• What is needed: List all lines of the data containing the word "document".

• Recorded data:
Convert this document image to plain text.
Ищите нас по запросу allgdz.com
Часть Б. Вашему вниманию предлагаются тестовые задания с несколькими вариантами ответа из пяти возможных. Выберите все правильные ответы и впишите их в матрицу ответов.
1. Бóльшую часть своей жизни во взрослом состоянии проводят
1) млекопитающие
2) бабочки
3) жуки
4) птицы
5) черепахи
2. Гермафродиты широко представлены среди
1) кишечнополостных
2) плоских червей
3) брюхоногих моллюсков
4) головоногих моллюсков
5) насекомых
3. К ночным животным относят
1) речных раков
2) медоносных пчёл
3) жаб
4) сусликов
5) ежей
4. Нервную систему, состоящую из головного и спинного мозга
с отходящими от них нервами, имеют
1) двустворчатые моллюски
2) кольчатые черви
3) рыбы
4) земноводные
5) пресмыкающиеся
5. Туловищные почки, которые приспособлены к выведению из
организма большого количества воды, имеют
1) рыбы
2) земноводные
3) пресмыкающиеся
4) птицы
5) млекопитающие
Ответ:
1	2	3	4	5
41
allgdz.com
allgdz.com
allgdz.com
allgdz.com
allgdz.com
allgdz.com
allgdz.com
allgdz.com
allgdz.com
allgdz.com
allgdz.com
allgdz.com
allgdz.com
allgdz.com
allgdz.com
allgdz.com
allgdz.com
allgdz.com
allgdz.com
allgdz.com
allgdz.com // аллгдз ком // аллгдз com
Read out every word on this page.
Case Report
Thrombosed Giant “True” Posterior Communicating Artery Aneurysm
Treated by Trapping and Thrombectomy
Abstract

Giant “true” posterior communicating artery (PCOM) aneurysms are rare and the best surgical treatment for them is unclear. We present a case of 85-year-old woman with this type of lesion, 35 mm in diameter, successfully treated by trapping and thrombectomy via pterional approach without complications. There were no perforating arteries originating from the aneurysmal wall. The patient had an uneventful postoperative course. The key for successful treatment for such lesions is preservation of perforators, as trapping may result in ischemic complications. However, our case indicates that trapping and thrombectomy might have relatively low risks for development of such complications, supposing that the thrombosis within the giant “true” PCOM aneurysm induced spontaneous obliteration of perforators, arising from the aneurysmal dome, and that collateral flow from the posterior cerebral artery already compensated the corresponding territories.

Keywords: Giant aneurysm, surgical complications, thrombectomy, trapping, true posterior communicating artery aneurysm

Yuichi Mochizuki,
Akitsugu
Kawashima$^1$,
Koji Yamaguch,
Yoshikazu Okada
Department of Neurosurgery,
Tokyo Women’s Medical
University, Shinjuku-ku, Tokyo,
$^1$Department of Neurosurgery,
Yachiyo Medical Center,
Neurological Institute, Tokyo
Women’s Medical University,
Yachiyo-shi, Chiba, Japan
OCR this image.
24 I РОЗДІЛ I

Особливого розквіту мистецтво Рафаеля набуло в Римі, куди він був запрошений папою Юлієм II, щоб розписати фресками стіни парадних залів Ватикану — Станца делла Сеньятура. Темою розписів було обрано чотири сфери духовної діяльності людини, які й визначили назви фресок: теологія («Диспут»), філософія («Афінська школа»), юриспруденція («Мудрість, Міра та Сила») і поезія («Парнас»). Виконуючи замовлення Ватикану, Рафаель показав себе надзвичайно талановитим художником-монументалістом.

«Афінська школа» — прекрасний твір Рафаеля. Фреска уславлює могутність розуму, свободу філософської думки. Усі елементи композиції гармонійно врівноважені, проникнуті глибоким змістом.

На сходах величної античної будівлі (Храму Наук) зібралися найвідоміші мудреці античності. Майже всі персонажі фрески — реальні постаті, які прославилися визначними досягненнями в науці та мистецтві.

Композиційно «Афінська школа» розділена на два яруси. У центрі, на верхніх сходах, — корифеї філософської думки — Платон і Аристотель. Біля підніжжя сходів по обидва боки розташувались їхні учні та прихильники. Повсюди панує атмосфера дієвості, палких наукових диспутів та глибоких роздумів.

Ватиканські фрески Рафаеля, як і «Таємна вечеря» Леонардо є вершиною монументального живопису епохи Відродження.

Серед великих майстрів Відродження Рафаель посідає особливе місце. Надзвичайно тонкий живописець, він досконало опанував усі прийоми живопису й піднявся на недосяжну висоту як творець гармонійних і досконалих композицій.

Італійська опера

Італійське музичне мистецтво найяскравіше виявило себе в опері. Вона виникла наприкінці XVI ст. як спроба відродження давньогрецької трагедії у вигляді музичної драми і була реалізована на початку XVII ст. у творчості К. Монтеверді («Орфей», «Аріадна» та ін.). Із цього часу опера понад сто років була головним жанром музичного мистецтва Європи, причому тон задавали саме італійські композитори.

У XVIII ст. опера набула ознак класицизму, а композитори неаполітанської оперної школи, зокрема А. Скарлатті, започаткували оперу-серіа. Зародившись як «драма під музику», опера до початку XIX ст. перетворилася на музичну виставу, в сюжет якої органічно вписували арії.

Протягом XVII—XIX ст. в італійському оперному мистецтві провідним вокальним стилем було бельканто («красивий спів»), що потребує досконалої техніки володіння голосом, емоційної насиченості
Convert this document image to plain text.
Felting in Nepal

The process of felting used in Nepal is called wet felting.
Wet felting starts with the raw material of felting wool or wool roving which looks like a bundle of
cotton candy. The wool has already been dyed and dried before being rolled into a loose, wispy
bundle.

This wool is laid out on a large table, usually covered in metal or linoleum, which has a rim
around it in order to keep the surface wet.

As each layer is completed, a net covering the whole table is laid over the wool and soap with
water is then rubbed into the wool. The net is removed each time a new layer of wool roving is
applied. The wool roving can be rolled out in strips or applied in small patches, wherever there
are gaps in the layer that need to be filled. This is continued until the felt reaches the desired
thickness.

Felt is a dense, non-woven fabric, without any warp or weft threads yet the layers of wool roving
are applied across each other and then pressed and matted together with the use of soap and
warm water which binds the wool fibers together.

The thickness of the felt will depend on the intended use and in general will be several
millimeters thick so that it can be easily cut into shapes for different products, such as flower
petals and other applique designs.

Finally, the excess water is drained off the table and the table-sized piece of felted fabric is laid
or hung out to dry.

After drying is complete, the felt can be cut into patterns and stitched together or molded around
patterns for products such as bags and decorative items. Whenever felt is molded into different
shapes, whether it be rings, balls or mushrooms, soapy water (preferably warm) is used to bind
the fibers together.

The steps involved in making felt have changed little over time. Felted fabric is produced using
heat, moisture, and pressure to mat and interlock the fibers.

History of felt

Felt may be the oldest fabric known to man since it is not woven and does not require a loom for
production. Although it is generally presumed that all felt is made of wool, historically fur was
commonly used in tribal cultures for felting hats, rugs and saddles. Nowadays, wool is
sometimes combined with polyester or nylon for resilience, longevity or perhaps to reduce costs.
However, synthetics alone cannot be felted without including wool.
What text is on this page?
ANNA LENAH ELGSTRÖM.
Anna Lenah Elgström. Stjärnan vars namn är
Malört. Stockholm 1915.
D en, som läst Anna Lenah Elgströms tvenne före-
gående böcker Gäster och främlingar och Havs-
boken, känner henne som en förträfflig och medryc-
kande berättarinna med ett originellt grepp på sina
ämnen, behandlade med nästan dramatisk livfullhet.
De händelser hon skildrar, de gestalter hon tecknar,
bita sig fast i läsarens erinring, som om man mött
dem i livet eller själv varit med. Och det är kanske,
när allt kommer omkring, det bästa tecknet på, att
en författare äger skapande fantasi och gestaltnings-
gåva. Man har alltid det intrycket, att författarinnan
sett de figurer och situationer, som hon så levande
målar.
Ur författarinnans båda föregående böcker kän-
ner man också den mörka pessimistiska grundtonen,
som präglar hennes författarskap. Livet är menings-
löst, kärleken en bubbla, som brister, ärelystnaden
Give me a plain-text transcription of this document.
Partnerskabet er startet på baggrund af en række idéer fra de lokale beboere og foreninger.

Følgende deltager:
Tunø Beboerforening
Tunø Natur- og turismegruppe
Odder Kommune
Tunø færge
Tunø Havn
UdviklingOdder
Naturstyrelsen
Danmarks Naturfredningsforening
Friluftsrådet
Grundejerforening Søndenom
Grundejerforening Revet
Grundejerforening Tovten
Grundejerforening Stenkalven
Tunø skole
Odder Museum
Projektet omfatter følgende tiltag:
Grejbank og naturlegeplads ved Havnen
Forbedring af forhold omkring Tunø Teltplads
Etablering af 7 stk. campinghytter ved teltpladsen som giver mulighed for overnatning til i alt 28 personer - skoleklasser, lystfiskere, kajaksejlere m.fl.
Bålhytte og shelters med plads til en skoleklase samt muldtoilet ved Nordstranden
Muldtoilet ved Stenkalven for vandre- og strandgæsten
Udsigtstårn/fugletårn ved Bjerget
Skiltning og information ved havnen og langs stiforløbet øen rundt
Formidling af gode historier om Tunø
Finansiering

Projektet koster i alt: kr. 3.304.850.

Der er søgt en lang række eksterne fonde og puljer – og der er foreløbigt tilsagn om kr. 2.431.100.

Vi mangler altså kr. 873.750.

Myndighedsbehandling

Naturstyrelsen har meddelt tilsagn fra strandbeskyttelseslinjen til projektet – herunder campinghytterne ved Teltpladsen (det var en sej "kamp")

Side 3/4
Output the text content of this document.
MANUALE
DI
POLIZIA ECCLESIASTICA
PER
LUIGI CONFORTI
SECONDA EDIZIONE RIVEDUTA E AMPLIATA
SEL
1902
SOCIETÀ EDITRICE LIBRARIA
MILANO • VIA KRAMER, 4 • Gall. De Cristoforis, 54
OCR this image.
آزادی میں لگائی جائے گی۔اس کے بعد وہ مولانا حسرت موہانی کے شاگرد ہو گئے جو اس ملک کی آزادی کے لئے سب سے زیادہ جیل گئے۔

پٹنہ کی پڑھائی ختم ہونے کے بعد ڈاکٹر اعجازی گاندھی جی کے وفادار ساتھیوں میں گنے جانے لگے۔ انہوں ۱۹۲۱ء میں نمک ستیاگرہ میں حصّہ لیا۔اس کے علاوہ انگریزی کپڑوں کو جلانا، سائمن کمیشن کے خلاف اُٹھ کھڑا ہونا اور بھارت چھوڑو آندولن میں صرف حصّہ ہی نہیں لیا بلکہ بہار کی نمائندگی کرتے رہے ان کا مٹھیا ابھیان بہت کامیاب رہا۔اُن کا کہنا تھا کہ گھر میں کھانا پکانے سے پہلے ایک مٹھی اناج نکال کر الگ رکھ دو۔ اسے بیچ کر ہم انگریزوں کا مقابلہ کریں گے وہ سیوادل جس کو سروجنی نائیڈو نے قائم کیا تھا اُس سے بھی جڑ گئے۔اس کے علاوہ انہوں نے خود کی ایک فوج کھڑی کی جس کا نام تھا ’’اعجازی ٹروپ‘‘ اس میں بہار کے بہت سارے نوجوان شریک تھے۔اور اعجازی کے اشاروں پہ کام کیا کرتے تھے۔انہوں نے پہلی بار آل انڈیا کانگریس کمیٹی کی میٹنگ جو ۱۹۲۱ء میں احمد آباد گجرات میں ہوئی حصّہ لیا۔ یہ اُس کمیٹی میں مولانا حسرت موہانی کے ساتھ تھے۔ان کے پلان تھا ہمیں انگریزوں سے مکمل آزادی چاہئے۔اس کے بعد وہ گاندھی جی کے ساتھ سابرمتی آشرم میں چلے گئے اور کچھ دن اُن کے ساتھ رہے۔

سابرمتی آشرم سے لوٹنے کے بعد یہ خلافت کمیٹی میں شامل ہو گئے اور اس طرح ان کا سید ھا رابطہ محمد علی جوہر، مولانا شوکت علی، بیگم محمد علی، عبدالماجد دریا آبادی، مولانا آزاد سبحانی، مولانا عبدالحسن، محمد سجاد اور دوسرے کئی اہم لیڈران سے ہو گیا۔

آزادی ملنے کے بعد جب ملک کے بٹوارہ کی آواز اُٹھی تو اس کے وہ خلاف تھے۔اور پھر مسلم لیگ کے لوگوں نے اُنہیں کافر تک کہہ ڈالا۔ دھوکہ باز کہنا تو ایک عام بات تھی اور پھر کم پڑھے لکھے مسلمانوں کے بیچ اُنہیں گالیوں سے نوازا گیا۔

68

• Correct answer:
Convert this document image to plain text.
Convert this document image to plain text.
Give me a plain-text transcription of this document.
Output the text content of this document.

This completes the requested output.